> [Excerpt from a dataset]

◇ ◇ ◇ ◇ ◇ ◇ ◇

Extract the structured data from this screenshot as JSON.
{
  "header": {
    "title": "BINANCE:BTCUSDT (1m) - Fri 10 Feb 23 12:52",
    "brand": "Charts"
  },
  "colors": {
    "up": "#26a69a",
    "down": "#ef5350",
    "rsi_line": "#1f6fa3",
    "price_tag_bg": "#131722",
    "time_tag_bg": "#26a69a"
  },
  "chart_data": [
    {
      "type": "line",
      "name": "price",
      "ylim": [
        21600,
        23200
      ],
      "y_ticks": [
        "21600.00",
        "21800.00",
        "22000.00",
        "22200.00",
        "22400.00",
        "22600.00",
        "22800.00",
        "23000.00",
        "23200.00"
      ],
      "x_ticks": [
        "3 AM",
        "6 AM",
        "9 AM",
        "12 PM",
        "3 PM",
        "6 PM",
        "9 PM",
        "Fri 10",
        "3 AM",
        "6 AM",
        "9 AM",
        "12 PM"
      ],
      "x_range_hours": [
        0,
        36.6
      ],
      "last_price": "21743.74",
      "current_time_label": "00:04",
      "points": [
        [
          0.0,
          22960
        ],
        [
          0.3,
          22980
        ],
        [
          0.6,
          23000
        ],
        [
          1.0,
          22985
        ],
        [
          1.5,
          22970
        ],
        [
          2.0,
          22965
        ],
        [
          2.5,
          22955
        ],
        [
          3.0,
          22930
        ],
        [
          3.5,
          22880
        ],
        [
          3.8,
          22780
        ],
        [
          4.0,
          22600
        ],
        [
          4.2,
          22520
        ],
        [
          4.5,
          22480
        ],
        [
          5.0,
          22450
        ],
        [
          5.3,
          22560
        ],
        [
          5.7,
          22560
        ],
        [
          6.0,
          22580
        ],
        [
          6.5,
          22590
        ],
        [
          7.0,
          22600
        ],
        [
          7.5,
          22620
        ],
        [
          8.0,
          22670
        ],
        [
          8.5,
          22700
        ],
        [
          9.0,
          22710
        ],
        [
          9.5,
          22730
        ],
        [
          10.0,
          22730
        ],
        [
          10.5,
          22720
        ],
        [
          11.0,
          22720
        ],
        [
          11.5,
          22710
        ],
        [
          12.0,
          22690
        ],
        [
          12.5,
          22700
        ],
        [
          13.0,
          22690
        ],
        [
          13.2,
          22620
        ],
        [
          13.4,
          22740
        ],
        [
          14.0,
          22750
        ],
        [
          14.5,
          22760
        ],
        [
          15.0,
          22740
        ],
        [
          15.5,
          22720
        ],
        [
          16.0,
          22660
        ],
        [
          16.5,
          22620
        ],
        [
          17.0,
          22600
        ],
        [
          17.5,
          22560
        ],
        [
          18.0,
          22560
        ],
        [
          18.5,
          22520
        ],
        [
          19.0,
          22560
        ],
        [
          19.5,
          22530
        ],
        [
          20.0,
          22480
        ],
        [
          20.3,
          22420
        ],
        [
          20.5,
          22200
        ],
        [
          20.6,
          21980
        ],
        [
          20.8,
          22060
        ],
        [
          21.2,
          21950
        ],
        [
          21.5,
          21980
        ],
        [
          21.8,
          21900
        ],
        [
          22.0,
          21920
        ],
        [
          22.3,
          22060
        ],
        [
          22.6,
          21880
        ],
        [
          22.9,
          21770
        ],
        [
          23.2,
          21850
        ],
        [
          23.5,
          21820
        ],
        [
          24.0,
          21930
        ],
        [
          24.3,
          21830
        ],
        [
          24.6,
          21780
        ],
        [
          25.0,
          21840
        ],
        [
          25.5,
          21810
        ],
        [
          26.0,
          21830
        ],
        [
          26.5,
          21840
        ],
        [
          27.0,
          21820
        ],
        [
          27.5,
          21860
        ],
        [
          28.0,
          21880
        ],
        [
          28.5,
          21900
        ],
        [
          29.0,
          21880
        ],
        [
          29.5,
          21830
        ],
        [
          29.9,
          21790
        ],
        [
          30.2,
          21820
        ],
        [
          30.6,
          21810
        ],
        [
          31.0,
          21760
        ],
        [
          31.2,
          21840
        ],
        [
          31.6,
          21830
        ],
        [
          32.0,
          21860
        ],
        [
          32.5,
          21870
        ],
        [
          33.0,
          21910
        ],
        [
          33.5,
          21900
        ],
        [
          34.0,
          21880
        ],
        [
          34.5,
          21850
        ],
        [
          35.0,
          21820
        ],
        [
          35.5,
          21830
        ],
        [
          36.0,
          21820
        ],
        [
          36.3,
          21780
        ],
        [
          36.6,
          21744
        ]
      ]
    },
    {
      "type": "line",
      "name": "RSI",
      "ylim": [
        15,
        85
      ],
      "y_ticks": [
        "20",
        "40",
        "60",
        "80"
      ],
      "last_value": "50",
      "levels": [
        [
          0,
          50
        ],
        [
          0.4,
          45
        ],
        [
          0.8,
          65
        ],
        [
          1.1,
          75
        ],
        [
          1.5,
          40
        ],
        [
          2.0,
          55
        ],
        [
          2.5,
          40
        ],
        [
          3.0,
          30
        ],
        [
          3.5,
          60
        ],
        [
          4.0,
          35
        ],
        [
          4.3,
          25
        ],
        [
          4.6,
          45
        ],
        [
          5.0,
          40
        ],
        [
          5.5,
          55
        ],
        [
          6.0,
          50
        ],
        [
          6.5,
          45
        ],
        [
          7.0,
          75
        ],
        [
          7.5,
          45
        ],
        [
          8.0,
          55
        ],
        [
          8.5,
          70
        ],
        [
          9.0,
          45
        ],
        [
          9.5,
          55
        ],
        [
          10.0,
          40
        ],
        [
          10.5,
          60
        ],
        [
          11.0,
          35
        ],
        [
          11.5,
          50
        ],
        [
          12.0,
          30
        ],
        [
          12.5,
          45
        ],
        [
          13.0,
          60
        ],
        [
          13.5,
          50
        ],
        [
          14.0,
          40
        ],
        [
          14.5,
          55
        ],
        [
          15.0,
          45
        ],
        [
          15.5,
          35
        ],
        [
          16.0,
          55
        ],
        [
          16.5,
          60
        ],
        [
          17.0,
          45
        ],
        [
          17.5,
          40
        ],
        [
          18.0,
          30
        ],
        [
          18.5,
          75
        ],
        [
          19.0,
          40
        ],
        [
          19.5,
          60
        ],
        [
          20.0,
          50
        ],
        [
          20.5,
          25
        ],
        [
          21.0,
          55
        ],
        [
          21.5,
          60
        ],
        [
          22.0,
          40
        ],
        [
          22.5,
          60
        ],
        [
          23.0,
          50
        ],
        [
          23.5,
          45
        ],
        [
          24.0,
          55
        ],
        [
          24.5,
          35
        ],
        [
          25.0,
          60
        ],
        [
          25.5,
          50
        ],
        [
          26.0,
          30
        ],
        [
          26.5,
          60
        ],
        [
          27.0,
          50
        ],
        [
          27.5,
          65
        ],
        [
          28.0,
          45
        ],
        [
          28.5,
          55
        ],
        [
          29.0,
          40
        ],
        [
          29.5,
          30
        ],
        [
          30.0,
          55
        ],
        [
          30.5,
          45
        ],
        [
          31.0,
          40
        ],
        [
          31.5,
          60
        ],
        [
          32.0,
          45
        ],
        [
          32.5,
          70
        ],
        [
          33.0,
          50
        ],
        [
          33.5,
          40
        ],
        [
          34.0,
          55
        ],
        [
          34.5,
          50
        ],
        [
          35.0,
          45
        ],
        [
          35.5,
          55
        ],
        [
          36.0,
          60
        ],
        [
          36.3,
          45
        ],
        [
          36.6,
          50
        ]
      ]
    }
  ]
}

◇ ◇ ◇ ◇ ◇ ◇ ◇

> [Instructions to follow]
Please reproduce each record precisely as written.

> [Task answer]
Extract the structured data from this screenshot as JSON.
{
  "header": {
    "title": "BINANCE:BTCUSDT (1m) - Fri 10 Feb 23 12:52",
    "brand": "Charts"
  },
  "colors": {
    "up": "#26a69a",
    "down": "#ef5350",
    "rsi_line": "#1f6fa3",
    "price_tag_bg": "#131722",
    "time_tag_bg": "#26a69a"
  },
  "chart_data": [
    {
      "type": "line",
      "name": "price",
      "ylim": [
        21600,
        23200
      ],
      "y_ticks": [
        "21600.00",
        "21800.00",
        "22000.00",
        "22200.00",
        "22400.00",
        "22600.00",
        "22800.00",
        "23000.00",
        "23200.00"
      ],
      "x_ticks": [
        "3 AM",
        "6 AM",
        "9 AM",
        "12 PM",
        "3 PM",
        "6 PM",
        "9 PM",
        "Fri 10",
        "3 AM",
        "6 AM",
        "9 AM",
        "12 PM"
      ],
      "x_range_hours": [
        0,
        36.6
      ],
      "last_price": "21743.74",
      "current_time_label": "00:04",
      "points": [
        [
          0.0,
          22960
        ],
        [
          0.3,
          22980
        ],
        [
          0.6,
          23000
        ],
        [
          1.0,
          22985
        ],
        [
          1.5,
          22970
        ],
        [
          2.0,
          22965
        ],
        [
          2.5,
          22955
        ],
        [
          3.0,
          22930
        ],
        [
          3.5,
          22880
        ],
        [
          3.8,
          22780
        ],
        [
          4.0,
          22600
        ],
        [
          4.2,
          22520
        ],
        [
          4.5,
          22480
        ],
        [
          5.0,
          22450
        ],
        [
          5.3,
          22560
        ],
        [
          5.7,
          22560
        ],
        [
          6.0,
          22580
        ],
        [
          6.5,
          22590
        ],
        [
          7.0,
          22600
        ],
        [
          7.5,
          22620
        ],
        [
          8.0,
          22670
        ],
        [
          8.5,
          22700
        ],
        [
          9.0,
          22710
        ],
        [
          9.5,
          22730
        ],
        [
          10.0,
          22730
        ],
        [
          10.5,
          22720
        ],
        [
          11.0,
          22720
        ],
        [
          11.5,
          22710
        ],
        [
          12.0,
          22690
        ],
        [
          12.5,
          22700
        ],
        [
          13.0,
          22690
        ],
        [
          13.2,
          22620
        ],
        [
          13.4,
          22740
        ],
        [
          14.0,
          22750
        ],
        [
          14.5,
          22760
        ],
        [
          15.0,
          22740
        ],
        [
          15.5,
          22720
        ],
        [
          16.0,
          22660
        ],
        [
          16.5,
          22620
        ],
        [
          17.0,
          22600
        ],
        [
          17.5,
          22560
        ],
        [
          18.0,
          22560
        ],
        [
          18.5,
          22520
        ],
        [
          19.0,
          22560
        ],
        [
          19.5,
          22530
        ],
        [
          20.0,
          22480
        ],
        [
          20.3,
          22420
        ],
        [
          20.5,
          22200
        ],
        [
          20.6,
          21980
        ],
        [
          20.8,
          22060
        ],
        [
          21.2,
          21950
        ],
        [
          21.5,
          21980
        ],
        [
          21.8,
          21900
        ],
        [
          22.0,
          21920
        ],
        [
          22.3,
          22060
        ],
        [
          22.6,
          21880
        ],
        [
          22.9,
          21770
        ],
        [
          23.2,
          21850
        ],
        [
          23.5,
          21820
        ],
        [
          24.0,
          21930
        ],
        [
          24.3,
          21830
        ],
        [
          24.6,
          21780
        ],
        [
          25.0,
          21840
        ],
        [
          25.5,
          21810
        ],
        [
          26.0,
          21830
        ],
        [
          26.5,
          21840
        ],
        [
          27.0,
          21820
        ],
        [
          27.5,
          21860
        ],
        [
          28.0,
          21880
        ],
        [
          28.5,
          21900
        ],
        [
          29.0,
          21880
        ],
        [
          29.5,
          21830
        ],
        [
          29.9,
          21790
        ],
        [
          30.2,
          21820
        ],
        [
          30.6,
          21810
        ],
        [
          31.0,
          21760
        ],
        [
          31.2,
          21840
        ],
        [
          31.6,
          21830
        ],
        [
          32.0,
          21860
        ],
        [
          32.5,
          21870
        ],
        [
          33.0,
          21910
        ],
        [
          33.5,
          21900
        ],
        [
          34.0,
          21880
        ],
        [
          34.5,
          21850
        ],
        [
          35.0,
          21820
        ],
        [
          35.5,
          21830
        ],
        [
          36.0,
          21820
        ],
        [
          36.3,
          21780
        ],
        [
          36.6,
          21744
        ]
      ]
    },
    {
      "type": "line",
      "name": "RSI",
      "ylim": [
        15,
        85
      ],
      "y_ticks": [
        "20",
        "40",
        "60",
        "80"
      ],
      "last_value": "50",
      "levels": [
        [
          0,
          50
        ],
        [
          0.4,
          45
        ],
        [
          0.8,
          65
        ],
        [
          1.1,
          75
        ],
        [
          1.5,
          40
        ],
        [
          2.0,
          55
        ],
        [
          2.5,
          40
        ],
        [
          3.0,
          30
        ],
        [
          3.5,
          60
        ],
        [
          4.0,
          35
        ],
        [
          4.3,
          25
        ],
        [
          4.6,
          45
        ],
        [
          5.0,
          40
        ],
        [
          5.5,
          55
        ],
        [
          6.0,
          50
        ],
        [
          6.5,
          45
        ],
        [
          7.0,
          75
        ],
        [
          7.5,
          45
        ],
        [
          8.0,
          55
        ],
        [
          8.5,
          70
        ],
        [
          9.0,
          45
        ],
        [
          9.5,
          55
        ],
        [
          10.0,
          40
        ],
        [
          10.5,
          60
        ],
        [
          11.0,
          35
        ],
        [
          11.5,
          50
        ],
        [
          12.0,
          30
        ],
        [
          12.5,
          45
        ],
        [
          13.0,
          60
        ],
        [
          13.5,
          50
        ],
        [
          14.0,
          40
        ],
        [
          14.5,
          55
        ],
        [
          15.0,
          45
        ],
        [
          15.5,
          35
        ],
        [
          16.0,
          55
        ],
        [
          16.5,
          60
        ],
        [
          17.0,
          45
        ],
        [
          17.5,
          40
        ],
        [
          18.0,
          30
        ],
        [
          18.5,
          75
        ],
        [
          19.0,
          40
        ],
        [
          19.5,
          60
        ],
        [
          20.0,
          50
        ],
        [
          20.5,
          25
        ],
        [
          21.0,
          55
        ],
        [
          21.5,
          60
        ],
        [
          22.0,
          40
        ],
        [
          22.5,
          60
        ],
        [
          23.0,
          50
        ],
        [
          23.5,
          45
        ],
        [
          24.0,
          55
        ],
        [
          24.5,
          35
        ],
        [
          25.0,
          60
        ],
        [
          25.5,
          50
        ],
        [
          26.0,
          30
        ],
        [
          26.5,
          60
        ],
        [
          27.0,
          50
        ],
        [
          27.5,
          65
        ],
        [
          28.0,
          45
        ],
        [
          28.5,
          55
        ],
        [
          29.0,
          40
        ],
        [
          29.5,
          30
        ],
        [
          30.0,
          55
        ],
        [
          30.5,
          45
        ],
        [
          31.0,
          40
        ],
        [
          31.5,
          60
        ],
        [
          32.0,
          45
        ],
        [
          32.5,
          70
        ],
        [
          33.0,
          50
        ],
        [
          33.5,
          40
        ],
        [
          34.0,
          55
        ],
        [
          34.5,
          50
        ],
        [
          35.0,
          45
        ],
        [
          35.5,
          55
        ],
        [
          36.0,
          60
        ],
        [
          36.3,
          45
        ],
        [
          36.6,
          50
        ]
      ]
    }
  ]
}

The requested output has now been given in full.